Exercise objective: In the listing below, find every line containing "name" and copy it out.

————————

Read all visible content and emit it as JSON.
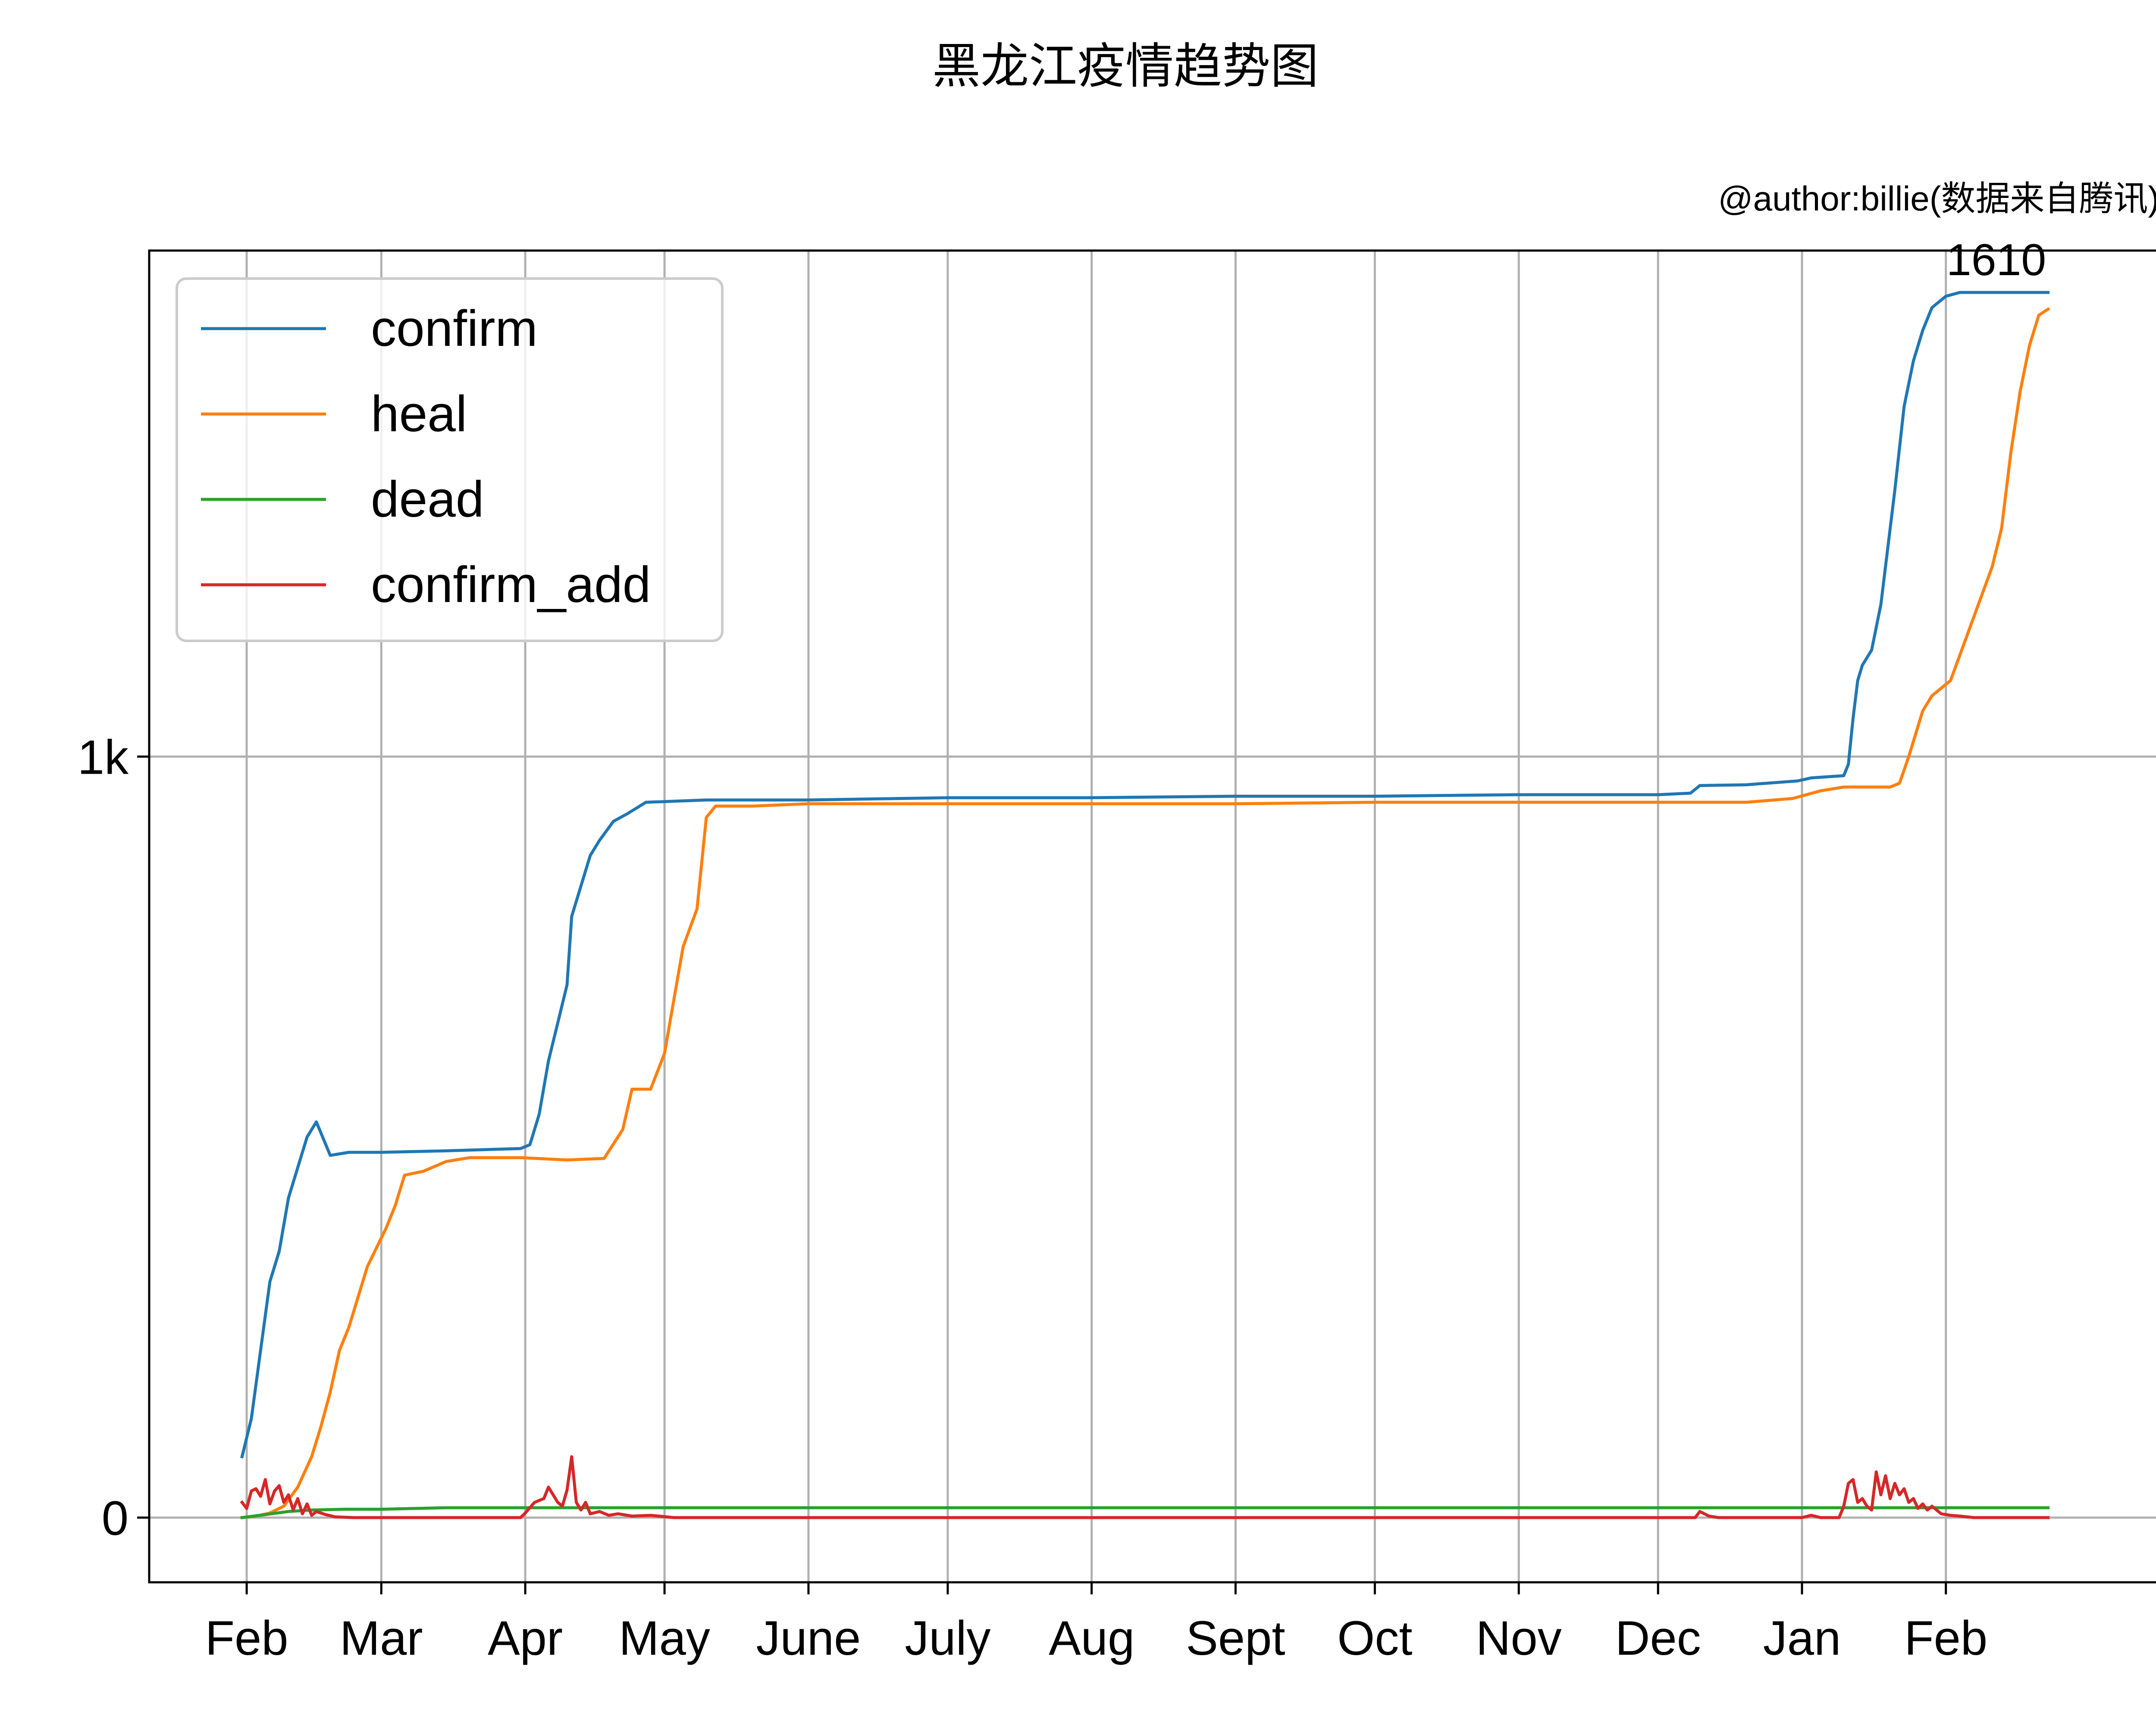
{
  "chart_data": {
    "type": "line",
    "title": "黑龙江疫情趋势图",
    "subtitle": "@author:billie(数据来自腾讯)",
    "annotation": "1610",
    "xlabel": "",
    "ylabel": "",
    "xlim": [
      "2020-01-11",
      "2021-03-19"
    ],
    "ylim": [
      -85,
      1665
    ],
    "x_ticks": [
      {
        "date": "2020-02-01",
        "label": "Feb"
      },
      {
        "date": "2020-03-01",
        "label": "Mar"
      },
      {
        "date": "2020-04-01",
        "label": "Apr"
      },
      {
        "date": "2020-05-01",
        "label": "May"
      },
      {
        "date": "2020-06-01",
        "label": "June"
      },
      {
        "date": "2020-07-01",
        "label": "July"
      },
      {
        "date": "2020-08-01",
        "label": "Aug"
      },
      {
        "date": "2020-09-01",
        "label": "Sept"
      },
      {
        "date": "2020-10-01",
        "label": "Oct"
      },
      {
        "date": "2020-11-01",
        "label": "Nov"
      },
      {
        "date": "2020-12-01",
        "label": "Dec"
      },
      {
        "date": "2021-01-01",
        "label": "Jan"
      },
      {
        "date": "2021-02-01",
        "label": "Feb"
      }
    ],
    "y_ticks": [
      {
        "value": 0,
        "label": "0"
      },
      {
        "value": 1000,
        "label": "1k"
      }
    ],
    "grid": true,
    "legend_position": "upper-left",
    "series": [
      {
        "name": "confirm",
        "color": "#1f77b4",
        "points": [
          [
            "2020-01-31",
            80
          ],
          [
            "2020-02-02",
            130
          ],
          [
            "2020-02-04",
            220
          ],
          [
            "2020-02-06",
            310
          ],
          [
            "2020-02-08",
            350
          ],
          [
            "2020-02-10",
            420
          ],
          [
            "2020-02-12",
            460
          ],
          [
            "2020-02-14",
            500
          ],
          [
            "2020-02-16",
            520
          ],
          [
            "2020-02-19",
            476
          ],
          [
            "2020-02-23",
            480
          ],
          [
            "2020-03-01",
            480
          ],
          [
            "2020-03-15",
            482
          ],
          [
            "2020-03-31",
            485
          ],
          [
            "2020-04-02",
            490
          ],
          [
            "2020-04-04",
            530
          ],
          [
            "2020-04-06",
            600
          ],
          [
            "2020-04-08",
            650
          ],
          [
            "2020-04-10",
            700
          ],
          [
            "2020-04-11",
            790
          ],
          [
            "2020-04-13",
            830
          ],
          [
            "2020-04-15",
            870
          ],
          [
            "2020-04-17",
            890
          ],
          [
            "2020-04-20",
            915
          ],
          [
            "2020-04-23",
            925
          ],
          [
            "2020-04-27",
            940
          ],
          [
            "2020-05-10",
            943
          ],
          [
            "2020-06-01",
            943
          ],
          [
            "2020-07-01",
            946
          ],
          [
            "2020-08-01",
            946
          ],
          [
            "2020-09-01",
            948
          ],
          [
            "2020-10-01",
            948
          ],
          [
            "2020-11-01",
            950
          ],
          [
            "2020-12-01",
            950
          ],
          [
            "2020-12-08",
            952
          ],
          [
            "2020-12-10",
            962
          ],
          [
            "2020-12-20",
            963
          ],
          [
            "2020-12-31",
            968
          ],
          [
            "2021-01-03",
            972
          ],
          [
            "2021-01-10",
            975
          ],
          [
            "2021-01-11",
            990
          ],
          [
            "2021-01-12",
            1050
          ],
          [
            "2021-01-13",
            1100
          ],
          [
            "2021-01-14",
            1120
          ],
          [
            "2021-01-16",
            1140
          ],
          [
            "2021-01-18",
            1200
          ],
          [
            "2021-01-20",
            1300
          ],
          [
            "2021-01-21",
            1350
          ],
          [
            "2021-01-23",
            1460
          ],
          [
            "2021-01-25",
            1520
          ],
          [
            "2021-01-27",
            1560
          ],
          [
            "2021-01-29",
            1590
          ],
          [
            "2021-02-01",
            1605
          ],
          [
            "2021-02-04",
            1610
          ],
          [
            "2021-02-23",
            1610
          ]
        ]
      },
      {
        "name": "heal",
        "color": "#ff7f0e",
        "points": [
          [
            "2020-01-31",
            0
          ],
          [
            "2020-02-03",
            2
          ],
          [
            "2020-02-06",
            6
          ],
          [
            "2020-02-09",
            15
          ],
          [
            "2020-02-12",
            40
          ],
          [
            "2020-02-15",
            80
          ],
          [
            "2020-02-17",
            120
          ],
          [
            "2020-02-19",
            165
          ],
          [
            "2020-02-21",
            220
          ],
          [
            "2020-02-23",
            250
          ],
          [
            "2020-02-25",
            290
          ],
          [
            "2020-02-27",
            330
          ],
          [
            "2020-02-29",
            355
          ],
          [
            "2020-03-02",
            380
          ],
          [
            "2020-03-04",
            410
          ],
          [
            "2020-03-06",
            450
          ],
          [
            "2020-03-10",
            455
          ],
          [
            "2020-03-15",
            468
          ],
          [
            "2020-03-20",
            473
          ],
          [
            "2020-03-31",
            473
          ],
          [
            "2020-04-10",
            470
          ],
          [
            "2020-04-18",
            472
          ],
          [
            "2020-04-22",
            510
          ],
          [
            "2020-04-24",
            563
          ],
          [
            "2020-04-28",
            563
          ],
          [
            "2020-05-01",
            610
          ],
          [
            "2020-05-03",
            680
          ],
          [
            "2020-05-05",
            750
          ],
          [
            "2020-05-08",
            800
          ],
          [
            "2020-05-10",
            920
          ],
          [
            "2020-05-12",
            935
          ],
          [
            "2020-05-20",
            935
          ],
          [
            "2020-06-01",
            938
          ],
          [
            "2020-07-01",
            938
          ],
          [
            "2020-08-01",
            938
          ],
          [
            "2020-09-01",
            938
          ],
          [
            "2020-10-01",
            940
          ],
          [
            "2020-11-01",
            940
          ],
          [
            "2020-12-01",
            940
          ],
          [
            "2020-12-20",
            940
          ],
          [
            "2020-12-30",
            945
          ],
          [
            "2021-01-05",
            955
          ],
          [
            "2021-01-10",
            960
          ],
          [
            "2021-01-20",
            960
          ],
          [
            "2021-01-22",
            965
          ],
          [
            "2021-01-24",
            1000
          ],
          [
            "2021-01-27",
            1060
          ],
          [
            "2021-01-29",
            1080
          ],
          [
            "2021-02-02",
            1100
          ],
          [
            "2021-02-05",
            1150
          ],
          [
            "2021-02-08",
            1200
          ],
          [
            "2021-02-11",
            1250
          ],
          [
            "2021-02-13",
            1300
          ],
          [
            "2021-02-15",
            1400
          ],
          [
            "2021-02-17",
            1480
          ],
          [
            "2021-02-19",
            1540
          ],
          [
            "2021-02-21",
            1580
          ],
          [
            "2021-02-23",
            1588
          ]
        ]
      },
      {
        "name": "dead",
        "color": "#2ca02c",
        "points": [
          [
            "2020-01-31",
            0
          ],
          [
            "2020-02-05",
            4
          ],
          [
            "2020-02-10",
            8
          ],
          [
            "2020-02-15",
            10
          ],
          [
            "2020-02-22",
            11
          ],
          [
            "2020-03-01",
            11
          ],
          [
            "2020-03-15",
            13
          ],
          [
            "2020-04-01",
            13
          ],
          [
            "2020-06-01",
            13
          ],
          [
            "2020-09-01",
            13
          ],
          [
            "2020-12-01",
            13
          ],
          [
            "2021-01-01",
            13
          ],
          [
            "2021-02-23",
            13
          ]
        ]
      },
      {
        "name": "confirm_add",
        "color": "#d62728",
        "points": [
          [
            "2020-01-31",
            20
          ],
          [
            "2020-02-01",
            12
          ],
          [
            "2020-02-02",
            35
          ],
          [
            "2020-02-03",
            38
          ],
          [
            "2020-02-04",
            28
          ],
          [
            "2020-02-05",
            50
          ],
          [
            "2020-02-06",
            18
          ],
          [
            "2020-02-07",
            35
          ],
          [
            "2020-02-08",
            42
          ],
          [
            "2020-02-09",
            20
          ],
          [
            "2020-02-10",
            30
          ],
          [
            "2020-02-11",
            10
          ],
          [
            "2020-02-12",
            25
          ],
          [
            "2020-02-13",
            5
          ],
          [
            "2020-02-14",
            18
          ],
          [
            "2020-02-15",
            3
          ],
          [
            "2020-02-16",
            8
          ],
          [
            "2020-02-18",
            4
          ],
          [
            "2020-02-20",
            1
          ],
          [
            "2020-02-24",
            0
          ],
          [
            "2020-03-01",
            0
          ],
          [
            "2020-03-20",
            0
          ],
          [
            "2020-03-31",
            0
          ],
          [
            "2020-04-01",
            6
          ],
          [
            "2020-04-03",
            20
          ],
          [
            "2020-04-05",
            25
          ],
          [
            "2020-04-06",
            40
          ],
          [
            "2020-04-07",
            30
          ],
          [
            "2020-04-08",
            20
          ],
          [
            "2020-04-09",
            15
          ],
          [
            "2020-04-10",
            36
          ],
          [
            "2020-04-11",
            80
          ],
          [
            "2020-04-12",
            20
          ],
          [
            "2020-04-13",
            10
          ],
          [
            "2020-04-14",
            20
          ],
          [
            "2020-04-15",
            5
          ],
          [
            "2020-04-17",
            8
          ],
          [
            "2020-04-19",
            3
          ],
          [
            "2020-04-21",
            5
          ],
          [
            "2020-04-24",
            2
          ],
          [
            "2020-04-28",
            3
          ],
          [
            "2020-05-03",
            0
          ],
          [
            "2020-06-01",
            0
          ],
          [
            "2020-08-01",
            0
          ],
          [
            "2020-11-01",
            0
          ],
          [
            "2020-12-09",
            0
          ],
          [
            "2020-12-10",
            8
          ],
          [
            "2020-12-12",
            2
          ],
          [
            "2020-12-14",
            0
          ],
          [
            "2021-01-01",
            0
          ],
          [
            "2021-01-03",
            3
          ],
          [
            "2021-01-05",
            0
          ],
          [
            "2021-01-09",
            0
          ],
          [
            "2021-01-10",
            15
          ],
          [
            "2021-01-11",
            45
          ],
          [
            "2021-01-12",
            50
          ],
          [
            "2021-01-13",
            20
          ],
          [
            "2021-01-14",
            25
          ],
          [
            "2021-01-15",
            15
          ],
          [
            "2021-01-16",
            10
          ],
          [
            "2021-01-17",
            60
          ],
          [
            "2021-01-18",
            30
          ],
          [
            "2021-01-19",
            55
          ],
          [
            "2021-01-20",
            25
          ],
          [
            "2021-01-21",
            45
          ],
          [
            "2021-01-22",
            30
          ],
          [
            "2021-01-23",
            38
          ],
          [
            "2021-01-24",
            20
          ],
          [
            "2021-01-25",
            25
          ],
          [
            "2021-01-26",
            12
          ],
          [
            "2021-01-27",
            18
          ],
          [
            "2021-01-28",
            10
          ],
          [
            "2021-01-29",
            15
          ],
          [
            "2021-01-31",
            5
          ],
          [
            "2021-02-02",
            3
          ],
          [
            "2021-02-04",
            2
          ],
          [
            "2021-02-07",
            0
          ],
          [
            "2021-02-14",
            0
          ],
          [
            "2021-02-23",
            0
          ]
        ]
      }
    ]
  }
}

————————

In response:
        "name": "confirm",
        "name": "heal",
        "name": "dead",
        "name": "confirm_add",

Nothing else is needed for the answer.